Aim | Go through the entries one line at a time, and gather every line that has the word "title".

Records about charts and figures:
******************************

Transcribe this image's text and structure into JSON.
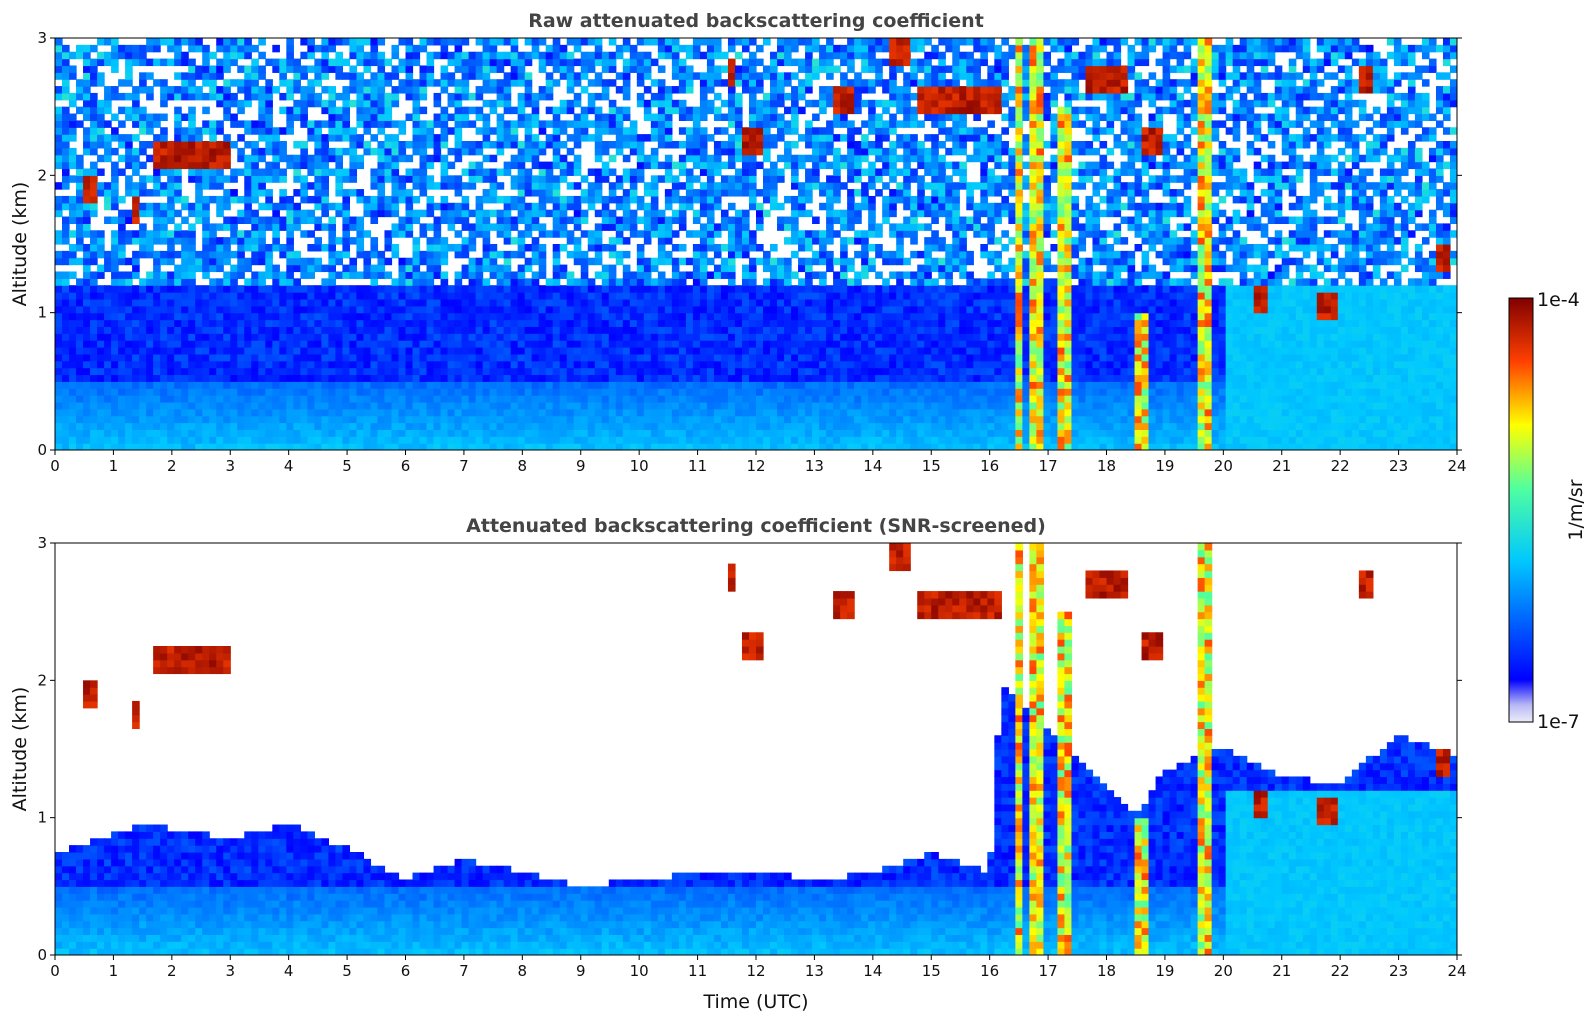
{
  "chart_data": [
    {
      "type": "heatmap",
      "title": "Raw attenuated backscattering coefficient",
      "xlabel": "",
      "ylabel": "Altitude (km)",
      "xlim": [
        0,
        24
      ],
      "ylim": [
        0,
        3
      ],
      "xticks": [
        0,
        1,
        2,
        3,
        4,
        5,
        6,
        7,
        8,
        9,
        10,
        11,
        12,
        13,
        14,
        15,
        16,
        17,
        18,
        19,
        20,
        21,
        22,
        23,
        24
      ],
      "yticks": [
        0,
        1,
        2,
        3
      ],
      "screened": false,
      "features": {
        "boundary_layer_top_km": 0.5,
        "cloud_columns": [
          {
            "t": 16.5,
            "top": 3.0
          },
          {
            "t": 16.8,
            "top": 3.0
          },
          {
            "t": 17.25,
            "top": 2.5
          },
          {
            "t": 18.65,
            "top": 1.0
          },
          {
            "t": 19.7,
            "top": 3.0
          }
        ],
        "cloud_patches": [
          {
            "t0": 1.65,
            "t1": 3.0,
            "alt": 2.15
          },
          {
            "t0": 0.5,
            "t1": 0.7,
            "alt": 1.9
          },
          {
            "t0": 1.3,
            "t1": 1.45,
            "alt": 1.75
          },
          {
            "t0": 11.5,
            "t1": 11.65,
            "alt": 2.75
          },
          {
            "t0": 11.8,
            "t1": 12.15,
            "alt": 2.25
          },
          {
            "t0": 13.3,
            "t1": 13.7,
            "alt": 2.55
          },
          {
            "t0": 14.3,
            "t1": 14.6,
            "alt": 2.9
          },
          {
            "t0": 14.8,
            "t1": 16.2,
            "alt": 2.55
          },
          {
            "t0": 17.7,
            "t1": 18.4,
            "alt": 2.7
          },
          {
            "t0": 18.6,
            "t1": 19.0,
            "alt": 2.25
          },
          {
            "t0": 20.5,
            "t1": 20.8,
            "alt": 1.1
          },
          {
            "t0": 21.6,
            "t1": 21.9,
            "alt": 1.05
          },
          {
            "t0": 22.3,
            "t1": 22.5,
            "alt": 2.7
          },
          {
            "t0": 23.7,
            "t1": 23.85,
            "alt": 1.4
          }
        ]
      }
    },
    {
      "type": "heatmap",
      "title": "Attenuated backscattering coefficient (SNR-screened)",
      "xlabel": "Time (UTC)",
      "ylabel": "Altitude (km)",
      "xlim": [
        0,
        24
      ],
      "ylim": [
        0,
        3
      ],
      "xticks": [
        0,
        1,
        2,
        3,
        4,
        5,
        6,
        7,
        8,
        9,
        10,
        11,
        12,
        13,
        14,
        15,
        16,
        17,
        18,
        19,
        20,
        21,
        22,
        23,
        24
      ],
      "yticks": [
        0,
        1,
        2,
        3
      ],
      "screened": true,
      "features": {
        "screen_boundary_km": [
          [
            0,
            0.75
          ],
          [
            1.5,
            0.95
          ],
          [
            3,
            0.85
          ],
          [
            4,
            0.95
          ],
          [
            5,
            0.78
          ],
          [
            6,
            0.55
          ],
          [
            7,
            0.7
          ],
          [
            8,
            0.6
          ],
          [
            9,
            0.5
          ],
          [
            10,
            0.55
          ],
          [
            11,
            0.6
          ],
          [
            12,
            0.62
          ],
          [
            13,
            0.55
          ],
          [
            14,
            0.6
          ],
          [
            15,
            0.75
          ],
          [
            16,
            0.6
          ],
          [
            16.2,
            2.0
          ],
          [
            18.5,
            1.0
          ],
          [
            19,
            1.35
          ],
          [
            20,
            1.5
          ],
          [
            21,
            1.3
          ],
          [
            22,
            1.25
          ],
          [
            23,
            1.6
          ],
          [
            24,
            1.45
          ]
        ]
      }
    }
  ],
  "colorbar": {
    "label": "1/m/sr",
    "max_label": "1e-4",
    "min_label": "1e-7",
    "scale": "log",
    "colormap": "jet",
    "colors": [
      "#ececfa",
      "#0000ff",
      "#00c8ff",
      "#4fffa0",
      "#ffff00",
      "#ff4000",
      "#800000"
    ]
  }
}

******************************

Problem solution |
      "title": "Raw attenuated backscattering coefficient",
      "title": "Attenuated backscattering coefficient (SNR-screened)",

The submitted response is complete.